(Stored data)
⟨

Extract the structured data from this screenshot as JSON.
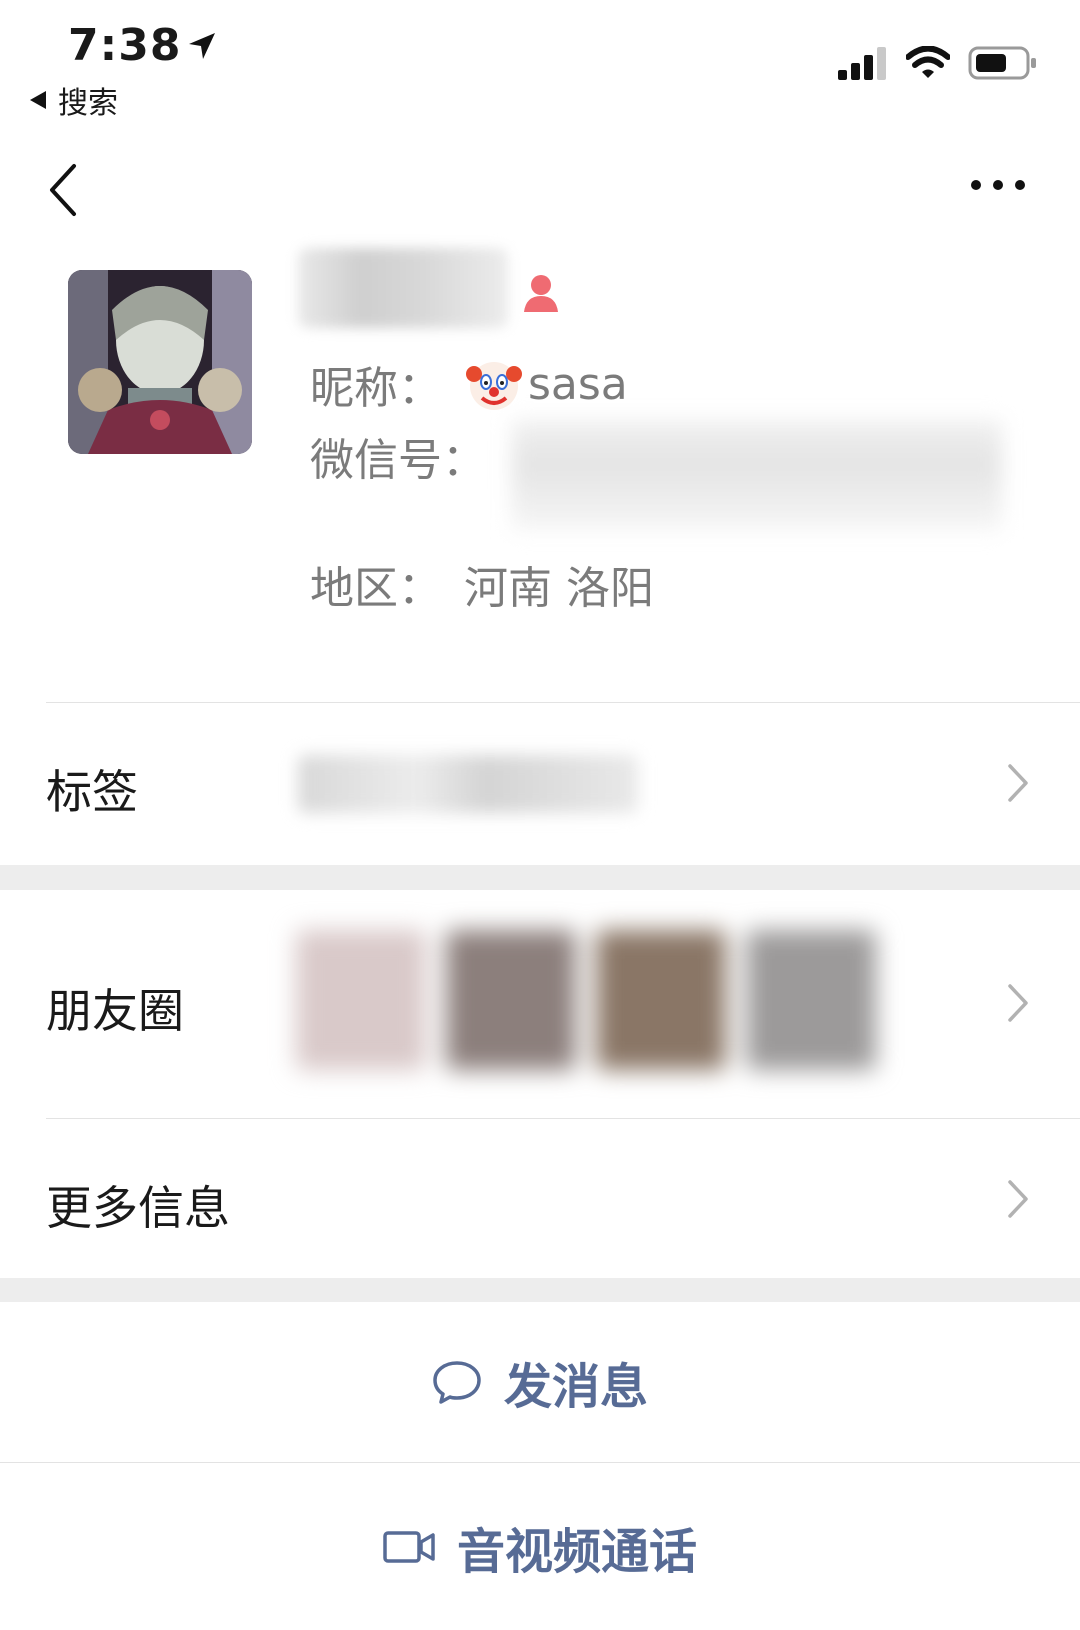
{
  "status_bar": {
    "time": "7:38",
    "back_label": "搜索"
  },
  "profile": {
    "nickname_label": "昵称：",
    "nickname_value": "sasa",
    "wxid_label": "微信号：",
    "region_label": "地区：",
    "region_value": "河南 洛阳"
  },
  "rows": {
    "tags": "标签",
    "moments": "朋友圈",
    "more_info": "更多信息"
  },
  "actions": {
    "send_message": "发消息",
    "av_call": "音视频通话"
  },
  "colors": {
    "link": "#576b95",
    "female": "#ef6b72",
    "background": "#ededed"
  }
}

⟩

# [The task]
Each record above is to be restated exactly, with its pictures removed from the copy.

# [Task output]
Extract the structured data from this screenshot as JSON.
{
  "status_bar": {
    "time": "7:38",
    "back_label": "搜索"
  },
  "profile": {
    "nickname_label": "昵称：",
    "nickname_value": "sasa",
    "wxid_label": "微信号：",
    "region_label": "地区：",
    "region_value": "河南 洛阳"
  },
  "rows": {
    "tags": "标签",
    "moments": "朋友圈",
    "more_info": "更多信息"
  },
  "actions": {
    "send_message": "发消息",
    "av_call": "音视频通话"
  },
  "colors": {
    "link": "#576b95",
    "female": "#ef6b72",
    "background": "#ededed"
  }
}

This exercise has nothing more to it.